/---

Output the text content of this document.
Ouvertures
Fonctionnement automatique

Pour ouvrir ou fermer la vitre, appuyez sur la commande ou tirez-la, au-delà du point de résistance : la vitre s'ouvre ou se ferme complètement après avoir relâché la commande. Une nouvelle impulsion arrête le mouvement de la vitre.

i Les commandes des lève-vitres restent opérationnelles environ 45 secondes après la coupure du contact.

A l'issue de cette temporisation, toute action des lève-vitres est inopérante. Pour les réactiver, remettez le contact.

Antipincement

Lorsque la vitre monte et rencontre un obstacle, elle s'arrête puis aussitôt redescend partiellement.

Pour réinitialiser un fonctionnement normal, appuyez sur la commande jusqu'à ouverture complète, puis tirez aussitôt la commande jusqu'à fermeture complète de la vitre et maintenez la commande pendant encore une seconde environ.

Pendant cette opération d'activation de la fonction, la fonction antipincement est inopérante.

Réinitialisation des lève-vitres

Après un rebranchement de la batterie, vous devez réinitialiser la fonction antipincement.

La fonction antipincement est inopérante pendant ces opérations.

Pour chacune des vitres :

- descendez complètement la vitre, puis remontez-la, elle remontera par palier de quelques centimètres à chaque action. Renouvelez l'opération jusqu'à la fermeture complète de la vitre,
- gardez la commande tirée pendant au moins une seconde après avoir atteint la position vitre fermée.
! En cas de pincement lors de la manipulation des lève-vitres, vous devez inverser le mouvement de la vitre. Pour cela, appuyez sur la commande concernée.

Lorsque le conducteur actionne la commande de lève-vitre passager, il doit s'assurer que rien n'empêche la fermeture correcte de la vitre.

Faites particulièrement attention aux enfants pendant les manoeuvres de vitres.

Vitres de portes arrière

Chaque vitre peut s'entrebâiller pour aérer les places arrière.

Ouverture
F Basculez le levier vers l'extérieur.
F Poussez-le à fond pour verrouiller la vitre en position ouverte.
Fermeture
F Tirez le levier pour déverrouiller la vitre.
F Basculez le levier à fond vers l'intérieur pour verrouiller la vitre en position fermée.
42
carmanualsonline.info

\---

» **Exercise**:
Please reproduce each line exactly as written.

» **Output of the exercise**:
Output the text content of this document.
Ouvertures
Fonctionnement automatique

Pour ouvrir ou fermer la vitre, appuyez sur la commande ou tirez-la, au-delà du point de résistance : la vitre s'ouvre ou se ferme complètement après avoir relâché la commande. Une nouvelle impulsion arrête le mouvement de la vitre.

i Les commandes des lève-vitres restent opérationnelles environ 45 secondes après la coupure du contact.

A l'issue de cette temporisation, toute action des lève-vitres est inopérante. Pour les réactiver, remettez le contact.

Antipincement

Lorsque la vitre monte et rencontre un obstacle, elle s'arrête puis aussitôt redescend partiellement.

Pour réinitialiser un fonctionnement normal, appuyez sur la commande jusqu'à ouverture complète, puis tirez aussitôt la commande jusqu'à fermeture complète de la vitre et maintenez la commande pendant encore une seconde environ.

Pendant cette opération d'activation de la fonction, la fonction antipincement est inopérante.

Réinitialisation des lève-vitres

Après un rebranchement de la batterie, vous devez réinitialiser la fonction antipincement.

La fonction antipincement est inopérante pendant ces opérations.

Pour chacune des vitres :

- descendez complètement la vitre, puis remontez-la, elle remontera par palier de quelques centimètres à chaque action. Renouvelez l'opération jusqu'à la fermeture complète de la vitre,
- gardez la commande tirée pendant au moins une seconde après avoir atteint la position vitre fermée.
! En cas de pincement lors de la manipulation des lève-vitres, vous devez inverser le mouvement de la vitre. Pour cela, appuyez sur la commande concernée.

Lorsque le conducteur actionne la commande de lève-vitre passager, il doit s'assurer que rien n'empêche la fermeture correcte de la vitre.

Faites particulièrement attention aux enfants pendant les manoeuvres de vitres.

Vitres de portes arrière

Chaque vitre peut s'entrebâiller pour aérer les places arrière.

Ouverture
F Basculez le levier vers l'extérieur.
F Poussez-le à fond pour verrouiller la vitre en position ouverte.
Fermeture
F Tirez le levier pour déverrouiller la vitre.
F Basculez le levier à fond vers l'intérieur pour verrouiller la vitre en position fermée.
42
carmanualsonline.info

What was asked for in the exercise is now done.